§ **Your instructions**
How many lines in the records below hold the string "name"? Please answer with the number and nothing more.

§ **Available data**

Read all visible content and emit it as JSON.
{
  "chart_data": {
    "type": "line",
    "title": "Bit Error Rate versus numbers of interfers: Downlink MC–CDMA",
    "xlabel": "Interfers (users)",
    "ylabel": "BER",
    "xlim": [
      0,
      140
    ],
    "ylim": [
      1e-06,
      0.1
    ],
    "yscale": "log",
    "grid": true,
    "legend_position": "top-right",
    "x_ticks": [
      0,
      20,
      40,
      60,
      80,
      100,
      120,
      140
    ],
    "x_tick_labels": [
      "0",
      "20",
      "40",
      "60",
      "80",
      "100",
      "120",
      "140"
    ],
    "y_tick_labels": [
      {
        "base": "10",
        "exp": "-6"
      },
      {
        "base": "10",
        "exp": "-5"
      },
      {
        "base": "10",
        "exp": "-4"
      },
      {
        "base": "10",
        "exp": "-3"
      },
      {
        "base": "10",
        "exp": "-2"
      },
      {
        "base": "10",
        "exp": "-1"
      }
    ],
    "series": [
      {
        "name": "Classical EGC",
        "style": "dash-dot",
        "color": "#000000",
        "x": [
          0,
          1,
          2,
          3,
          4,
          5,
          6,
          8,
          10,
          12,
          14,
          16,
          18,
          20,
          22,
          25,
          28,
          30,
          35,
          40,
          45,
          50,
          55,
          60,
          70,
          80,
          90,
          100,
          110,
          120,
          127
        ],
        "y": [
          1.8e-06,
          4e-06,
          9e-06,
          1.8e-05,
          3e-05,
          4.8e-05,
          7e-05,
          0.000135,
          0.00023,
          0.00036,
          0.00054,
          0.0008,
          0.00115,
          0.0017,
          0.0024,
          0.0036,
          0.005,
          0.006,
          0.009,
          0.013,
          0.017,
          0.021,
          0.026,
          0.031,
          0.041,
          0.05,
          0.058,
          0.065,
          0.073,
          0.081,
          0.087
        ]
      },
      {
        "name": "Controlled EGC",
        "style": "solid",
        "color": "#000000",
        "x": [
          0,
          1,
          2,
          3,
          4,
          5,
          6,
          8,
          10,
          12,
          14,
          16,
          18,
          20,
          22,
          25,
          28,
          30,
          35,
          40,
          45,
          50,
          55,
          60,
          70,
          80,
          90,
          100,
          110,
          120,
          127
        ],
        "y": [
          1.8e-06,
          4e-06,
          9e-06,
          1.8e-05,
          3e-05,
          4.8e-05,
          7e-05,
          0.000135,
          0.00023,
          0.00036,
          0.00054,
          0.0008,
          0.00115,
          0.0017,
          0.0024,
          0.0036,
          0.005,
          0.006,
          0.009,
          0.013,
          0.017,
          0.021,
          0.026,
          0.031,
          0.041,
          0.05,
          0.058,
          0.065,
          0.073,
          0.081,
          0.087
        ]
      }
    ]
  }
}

§ **Worked answer**
2